→ **EXERCISE AIM**:
For this exercise, repeat all of the material verbatim apart from its images.

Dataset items
# # # # # # #

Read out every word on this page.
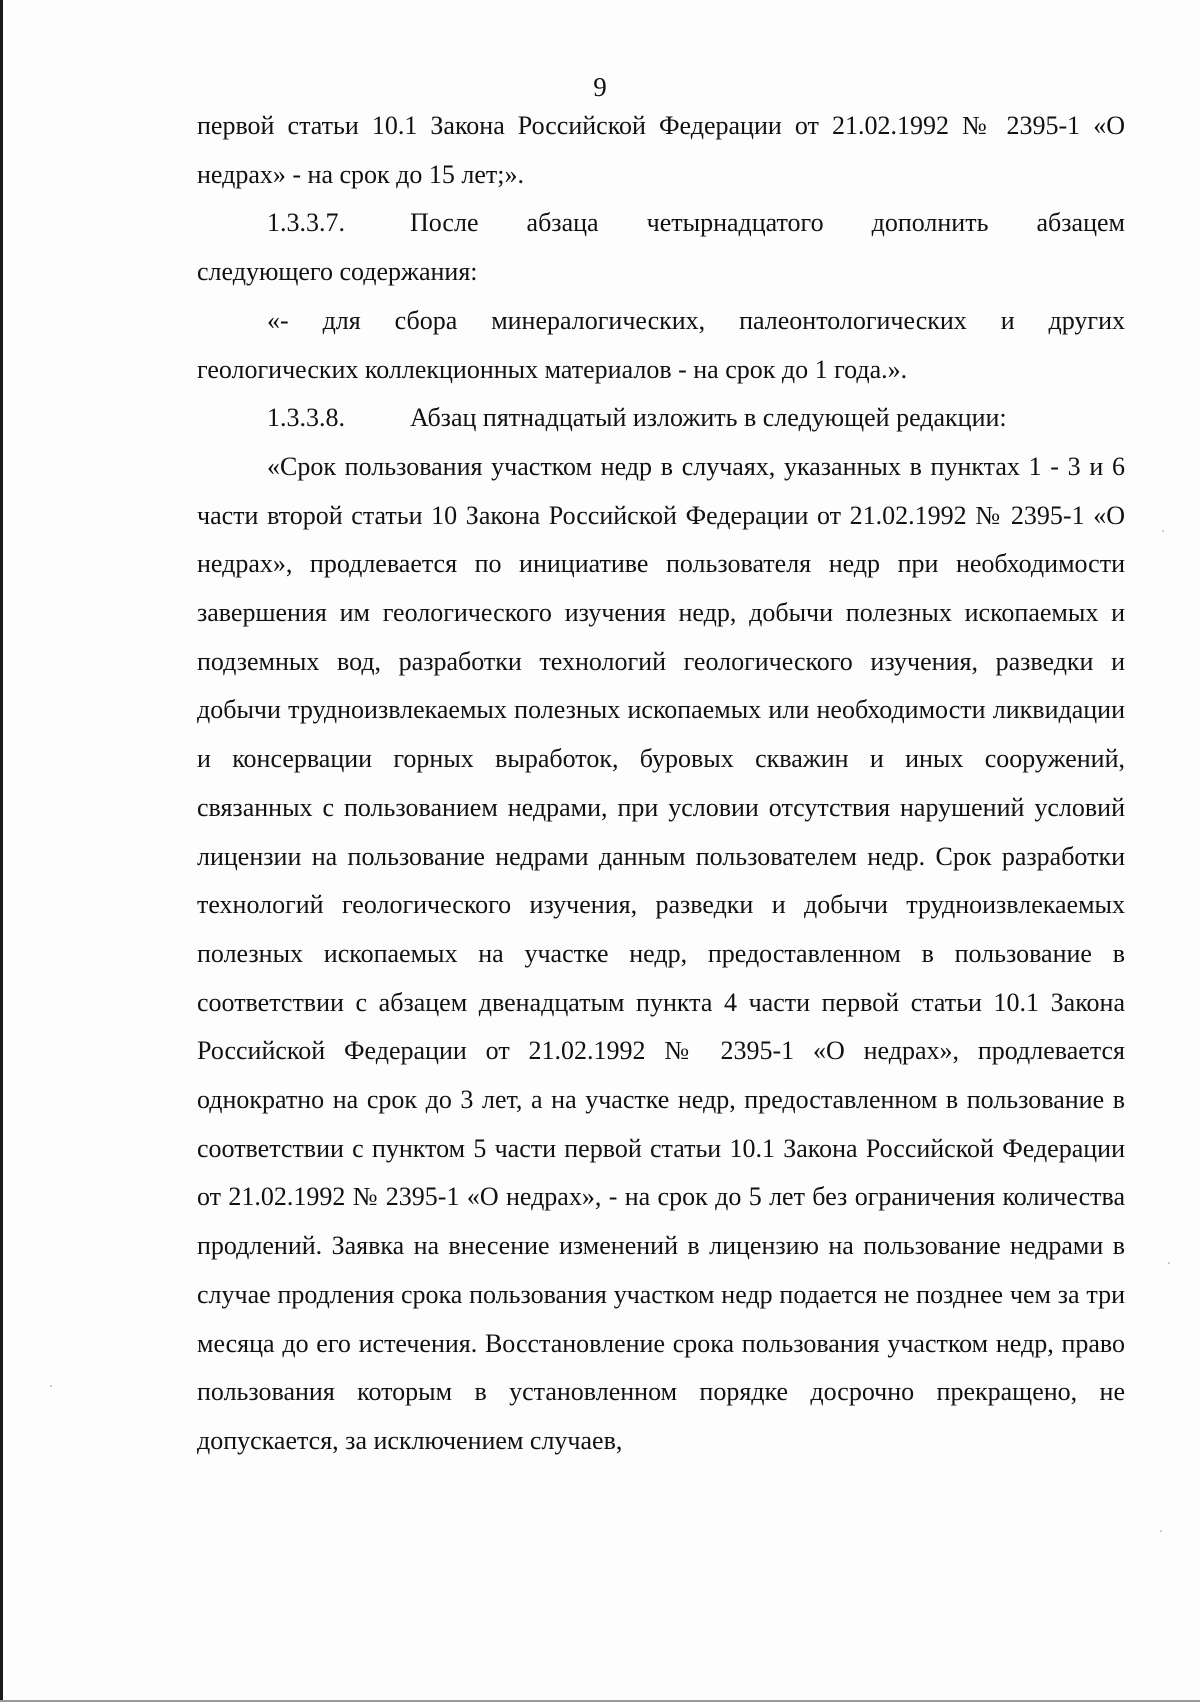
9

первой статьи 10.1 Закона Российской Федерации от 21.02.1992 № 2395-1 «О недрах» - на срок до 15 лет;».

1.3.3.7.	После абзаца четырнадцатого дополнить абзацем

следующего содержания:

«- для сбора минералогических, палеонтологических и других геологических коллекционных материалов - на срок до 1 года.».

1.3.3.8.	Абзац пятнадцатый изложить в следующей редакции:

«Срок пользования участком недр в случаях, указанных в пунктах 1 - 3 и 6 части второй статьи 10 Закона Российской Федерации от 21.02.1992 № 2395-1 «О недрах», продлевается по инициативе пользователя недр при необходимости завершения им геологического изучения недр, добычи полезных ископаемых и подземных вод, разработки технологий геологического изучения, разведки и добычи трудноизвлекаемых полезных ископаемых или необходимости ликвидации и консервации горных выработок, буровых скважин и иных сооружений, связанных с пользованием недрами, при условии отсутствия нарушений условий лицензии на пользование недрами данным пользователем недр. Срок разработки технологий геологического изучения, разведки и добычи трудноизвлекаемых полезных ископаемых на участке недр, предоставленном в пользование в соответствии с абзацем двенадцатым пункта 4 части первой статьи 10.1 Закона Российской Федерации от 21.02.1992 № 2395-1 «О недрах», продлевается однократно на срок до 3 лет, а на участке недр, предоставленном в пользование в соответствии с пунктом 5 части первой статьи 10.1 Закона Российской Федерации от 21.02.1992 № 2395-1 «О недрах», - на срок до 5 лет без ограничения количества продлений. Заявка на внесение изменений в лицензию на пользование недрами в случае продления срока пользования участком недр подается не позднее чем за три месяца до его истечения. Восстановление срока пользования участком недр, право пользования которым в установленном порядке досрочно прекращено, не допускается, за исключением случаев,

# # # # # # #

→ **COMPLETE RESPONSE**:
Read out every word on this page.
9

первой статьи 10.1 Закона Российской Федерации от 21.02.1992 № 2395-1 «О недрах» - на срок до 15 лет;».

1.3.3.7.	После абзаца четырнадцатого дополнить абзацем

следующего содержания:

«- для сбора минералогических, палеонтологических и других геологических коллекционных материалов - на срок до 1 года.».

1.3.3.8.	Абзац пятнадцатый изложить в следующей редакции:

«Срок пользования участком недр в случаях, указанных в пунктах 1 - 3 и 6 части второй статьи 10 Закона Российской Федерации от 21.02.1992 № 2395-1 «О недрах», продлевается по инициативе пользователя недр при необходимости завершения им геологического изучения недр, добычи полезных ископаемых и подземных вод, разработки технологий геологического изучения, разведки и добычи трудноизвлекаемых полезных ископаемых или необходимости ликвидации и консервации горных выработок, буровых скважин и иных сооружений, связанных с пользованием недрами, при условии отсутствия нарушений условий лицензии на пользование недрами данным пользователем недр. Срок разработки технологий геологического изучения, разведки и добычи трудноизвлекаемых полезных ископаемых на участке недр, предоставленном в пользование в соответствии с абзацем двенадцатым пункта 4 части первой статьи 10.1 Закона Российской Федерации от 21.02.1992 № 2395-1 «О недрах», продлевается однократно на срок до 3 лет, а на участке недр, предоставленном в пользование в соответствии с пунктом 5 части первой статьи 10.1 Закона Российской Федерации от 21.02.1992 № 2395-1 «О недрах», - на срок до 5 лет без ограничения количества продлений. Заявка на внесение изменений в лицензию на пользование недрами в случае продления срока пользования участком недр подается не позднее чем за три месяца до его истечения. Восстановление срока пользования участком недр, право пользования которым в установленном порядке досрочно прекращено, не допускается, за исключением случаев,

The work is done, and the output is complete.